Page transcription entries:
:::

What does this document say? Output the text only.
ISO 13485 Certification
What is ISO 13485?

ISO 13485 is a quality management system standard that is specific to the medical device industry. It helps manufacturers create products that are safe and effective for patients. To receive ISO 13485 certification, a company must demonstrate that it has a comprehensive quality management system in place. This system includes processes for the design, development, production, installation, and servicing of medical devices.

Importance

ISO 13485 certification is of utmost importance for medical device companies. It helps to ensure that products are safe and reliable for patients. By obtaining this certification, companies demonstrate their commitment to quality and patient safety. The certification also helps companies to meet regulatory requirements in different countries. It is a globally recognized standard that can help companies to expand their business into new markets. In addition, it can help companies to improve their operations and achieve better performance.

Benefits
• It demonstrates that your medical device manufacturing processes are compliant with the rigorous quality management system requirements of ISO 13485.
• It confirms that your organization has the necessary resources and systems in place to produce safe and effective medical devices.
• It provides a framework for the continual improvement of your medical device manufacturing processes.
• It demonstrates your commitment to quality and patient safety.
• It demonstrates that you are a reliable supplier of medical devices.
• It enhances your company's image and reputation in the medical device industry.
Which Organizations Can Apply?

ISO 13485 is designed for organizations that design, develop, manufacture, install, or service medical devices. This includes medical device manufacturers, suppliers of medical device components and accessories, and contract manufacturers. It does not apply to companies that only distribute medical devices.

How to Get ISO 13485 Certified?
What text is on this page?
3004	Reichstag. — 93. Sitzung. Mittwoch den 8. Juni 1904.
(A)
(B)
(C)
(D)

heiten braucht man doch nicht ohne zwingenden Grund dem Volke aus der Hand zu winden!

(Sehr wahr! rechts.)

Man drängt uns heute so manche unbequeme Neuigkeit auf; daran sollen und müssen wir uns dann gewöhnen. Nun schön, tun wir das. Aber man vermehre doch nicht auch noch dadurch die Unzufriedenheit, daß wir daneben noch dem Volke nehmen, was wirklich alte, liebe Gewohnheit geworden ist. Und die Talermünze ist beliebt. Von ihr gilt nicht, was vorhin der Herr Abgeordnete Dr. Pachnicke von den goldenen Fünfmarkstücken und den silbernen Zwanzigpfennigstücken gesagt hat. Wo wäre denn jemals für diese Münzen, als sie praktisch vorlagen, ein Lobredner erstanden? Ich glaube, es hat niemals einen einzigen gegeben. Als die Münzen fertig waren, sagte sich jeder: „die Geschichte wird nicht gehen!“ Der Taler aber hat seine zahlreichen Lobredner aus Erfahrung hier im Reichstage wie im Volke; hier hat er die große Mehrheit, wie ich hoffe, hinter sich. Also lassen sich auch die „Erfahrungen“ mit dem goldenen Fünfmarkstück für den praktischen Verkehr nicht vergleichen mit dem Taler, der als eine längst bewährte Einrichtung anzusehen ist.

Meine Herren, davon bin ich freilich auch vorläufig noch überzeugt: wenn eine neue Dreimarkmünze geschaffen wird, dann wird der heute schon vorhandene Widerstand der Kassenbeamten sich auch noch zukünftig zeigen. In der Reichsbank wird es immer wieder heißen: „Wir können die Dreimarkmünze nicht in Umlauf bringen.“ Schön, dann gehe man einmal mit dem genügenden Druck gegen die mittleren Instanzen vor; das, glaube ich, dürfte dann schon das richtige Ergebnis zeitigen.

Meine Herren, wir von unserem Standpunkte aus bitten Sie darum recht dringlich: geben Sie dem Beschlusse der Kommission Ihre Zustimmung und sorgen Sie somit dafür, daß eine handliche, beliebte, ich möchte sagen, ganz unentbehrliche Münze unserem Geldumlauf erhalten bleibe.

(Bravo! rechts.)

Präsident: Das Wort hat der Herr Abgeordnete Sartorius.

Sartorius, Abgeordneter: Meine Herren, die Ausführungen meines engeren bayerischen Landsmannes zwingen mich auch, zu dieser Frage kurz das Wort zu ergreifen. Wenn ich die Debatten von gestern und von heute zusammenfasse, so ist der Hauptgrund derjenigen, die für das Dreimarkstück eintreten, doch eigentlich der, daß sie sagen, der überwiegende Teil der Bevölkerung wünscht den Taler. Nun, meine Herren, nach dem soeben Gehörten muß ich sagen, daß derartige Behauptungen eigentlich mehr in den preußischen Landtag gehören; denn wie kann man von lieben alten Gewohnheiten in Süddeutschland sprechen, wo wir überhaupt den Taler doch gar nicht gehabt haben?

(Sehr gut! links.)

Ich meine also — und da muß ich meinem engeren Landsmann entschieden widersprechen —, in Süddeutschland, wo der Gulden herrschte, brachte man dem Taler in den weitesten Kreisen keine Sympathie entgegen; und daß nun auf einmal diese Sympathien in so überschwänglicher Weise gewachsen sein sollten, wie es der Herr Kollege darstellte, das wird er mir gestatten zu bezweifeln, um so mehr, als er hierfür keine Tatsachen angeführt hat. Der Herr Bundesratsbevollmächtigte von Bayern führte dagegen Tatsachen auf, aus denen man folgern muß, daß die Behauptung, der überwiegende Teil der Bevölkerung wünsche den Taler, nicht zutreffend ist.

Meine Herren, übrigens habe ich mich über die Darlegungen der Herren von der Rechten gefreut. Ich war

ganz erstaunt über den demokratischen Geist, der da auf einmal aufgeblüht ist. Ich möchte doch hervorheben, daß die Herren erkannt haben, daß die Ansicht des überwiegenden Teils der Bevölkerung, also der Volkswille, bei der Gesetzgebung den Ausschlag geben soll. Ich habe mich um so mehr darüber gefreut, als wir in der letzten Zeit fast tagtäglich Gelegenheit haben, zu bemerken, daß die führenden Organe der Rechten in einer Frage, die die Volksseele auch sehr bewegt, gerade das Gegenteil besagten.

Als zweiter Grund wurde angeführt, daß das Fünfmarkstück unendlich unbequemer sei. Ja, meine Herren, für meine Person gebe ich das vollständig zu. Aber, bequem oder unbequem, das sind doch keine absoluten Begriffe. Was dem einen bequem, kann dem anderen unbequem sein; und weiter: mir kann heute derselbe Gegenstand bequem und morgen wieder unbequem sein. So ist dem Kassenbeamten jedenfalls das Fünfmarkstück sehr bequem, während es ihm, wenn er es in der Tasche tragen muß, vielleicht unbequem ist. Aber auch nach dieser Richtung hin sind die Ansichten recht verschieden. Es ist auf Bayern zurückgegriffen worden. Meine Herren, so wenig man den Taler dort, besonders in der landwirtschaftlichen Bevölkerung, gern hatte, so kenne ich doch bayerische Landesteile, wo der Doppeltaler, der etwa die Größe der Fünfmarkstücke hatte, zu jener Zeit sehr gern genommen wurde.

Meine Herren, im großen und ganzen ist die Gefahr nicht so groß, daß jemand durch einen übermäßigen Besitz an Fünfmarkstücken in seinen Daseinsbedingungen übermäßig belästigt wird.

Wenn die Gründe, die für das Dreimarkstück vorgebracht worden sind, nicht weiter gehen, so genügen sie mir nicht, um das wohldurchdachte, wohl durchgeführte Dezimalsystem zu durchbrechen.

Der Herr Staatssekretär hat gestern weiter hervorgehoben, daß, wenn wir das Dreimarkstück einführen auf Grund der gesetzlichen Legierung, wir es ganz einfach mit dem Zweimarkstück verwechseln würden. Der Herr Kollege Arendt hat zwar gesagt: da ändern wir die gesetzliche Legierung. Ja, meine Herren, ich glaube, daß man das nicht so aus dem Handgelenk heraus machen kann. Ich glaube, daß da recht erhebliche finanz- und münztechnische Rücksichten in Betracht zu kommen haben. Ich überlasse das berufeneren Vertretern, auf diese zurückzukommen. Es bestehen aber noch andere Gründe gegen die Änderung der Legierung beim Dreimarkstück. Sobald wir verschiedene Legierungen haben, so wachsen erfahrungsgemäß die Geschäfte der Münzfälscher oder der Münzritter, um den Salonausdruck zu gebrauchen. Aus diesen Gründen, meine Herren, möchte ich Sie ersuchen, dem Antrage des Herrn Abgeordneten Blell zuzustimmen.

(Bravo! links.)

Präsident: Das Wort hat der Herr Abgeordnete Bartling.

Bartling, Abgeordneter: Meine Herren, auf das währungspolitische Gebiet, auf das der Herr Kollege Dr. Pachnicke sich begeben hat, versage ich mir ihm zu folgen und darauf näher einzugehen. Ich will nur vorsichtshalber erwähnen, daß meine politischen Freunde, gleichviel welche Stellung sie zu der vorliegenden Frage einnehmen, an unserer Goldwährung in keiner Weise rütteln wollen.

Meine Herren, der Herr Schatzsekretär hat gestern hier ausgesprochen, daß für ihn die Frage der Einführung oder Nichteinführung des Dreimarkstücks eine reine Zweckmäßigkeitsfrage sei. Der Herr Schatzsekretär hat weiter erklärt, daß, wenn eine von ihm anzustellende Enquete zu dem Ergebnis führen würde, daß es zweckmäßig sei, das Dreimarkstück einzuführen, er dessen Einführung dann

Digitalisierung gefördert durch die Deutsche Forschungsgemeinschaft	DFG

:::

▶ _Exercise objective_:
Where a line of the records holds the word "Sartorius", copy that line.

▶ _Task response_:
Präsident: Das Wort hat der Herr Abgeordnete Sartorius.
Sartorius, Abgeordneter: Meine Herren, die Ausführungen meines engeren bayerischen Landsmannes zwingen mich auch, zu dieser Frage kurz das Wort zu ergreifen. Wenn ich die Debatten von gestern und von heute zusammenfasse, so ist der Hauptgrund derjenigen, die für das Dreimarkstück eintreten, doch eigentlich der, daß sie sagen, der überwiegende Teil der Bevölkerung wünscht den Taler. Nun, meine Herren, nach dem soeben Gehörten muß ich sagen, daß derartige Behauptungen eigentlich mehr in den preußischen Landtag gehören; denn wie kann man von lieben alten Gewohnheiten in Süddeutschland sprechen, wo wir überhaupt den Taler doch gar nicht gehabt haben?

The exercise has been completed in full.